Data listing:
## BEGIN

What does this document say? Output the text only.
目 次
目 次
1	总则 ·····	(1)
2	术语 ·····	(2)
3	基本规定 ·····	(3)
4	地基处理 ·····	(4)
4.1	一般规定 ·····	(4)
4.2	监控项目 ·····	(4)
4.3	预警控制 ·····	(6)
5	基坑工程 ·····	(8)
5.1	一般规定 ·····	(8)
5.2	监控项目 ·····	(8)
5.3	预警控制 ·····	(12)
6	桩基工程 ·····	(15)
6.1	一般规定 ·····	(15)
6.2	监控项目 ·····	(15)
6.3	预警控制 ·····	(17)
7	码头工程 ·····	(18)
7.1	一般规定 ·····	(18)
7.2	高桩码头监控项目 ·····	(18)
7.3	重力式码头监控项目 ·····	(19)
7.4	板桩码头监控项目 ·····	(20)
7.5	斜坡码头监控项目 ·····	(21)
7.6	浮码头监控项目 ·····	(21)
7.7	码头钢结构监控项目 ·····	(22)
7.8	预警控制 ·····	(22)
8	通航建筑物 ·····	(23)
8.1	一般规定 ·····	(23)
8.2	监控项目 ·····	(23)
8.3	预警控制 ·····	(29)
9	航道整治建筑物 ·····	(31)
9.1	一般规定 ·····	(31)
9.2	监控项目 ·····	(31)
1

## END

WORK TO COMPLETE: Your task is to repeat the data exactly, with nothing left out.

REPLY TO THE TASK:
What does this document say? Output the text only.
目 次
目 次
1	总则 ·····	(1)
2	术语 ·····	(2)
3	基本规定 ·····	(3)
4	地基处理 ·····	(4)
4.1	一般规定 ·····	(4)
4.2	监控项目 ·····	(4)
4.3	预警控制 ·····	(6)
5	基坑工程 ·····	(8)
5.1	一般规定 ·····	(8)
5.2	监控项目 ·····	(8)
5.3	预警控制 ·····	(12)
6	桩基工程 ·····	(15)
6.1	一般规定 ·····	(15)
6.2	监控项目 ·····	(15)
6.3	预警控制 ·····	(17)
7	码头工程 ·····	(18)
7.1	一般规定 ·····	(18)
7.2	高桩码头监控项目 ·····	(18)
7.3	重力式码头监控项目 ·····	(19)
7.4	板桩码头监控项目 ·····	(20)
7.5	斜坡码头监控项目 ·····	(21)
7.6	浮码头监控项目 ·····	(21)
7.7	码头钢结构监控项目 ·····	(22)
7.8	预警控制 ·····	(22)
8	通航建筑物 ·····	(23)
8.1	一般规定 ·····	(23)
8.2	监控项目 ·····	(23)
8.3	预警控制 ·····	(29)
9	航道整治建筑物 ·····	(31)
9.1	一般规定 ·····	(31)
9.2	监控项目 ·····	(31)
1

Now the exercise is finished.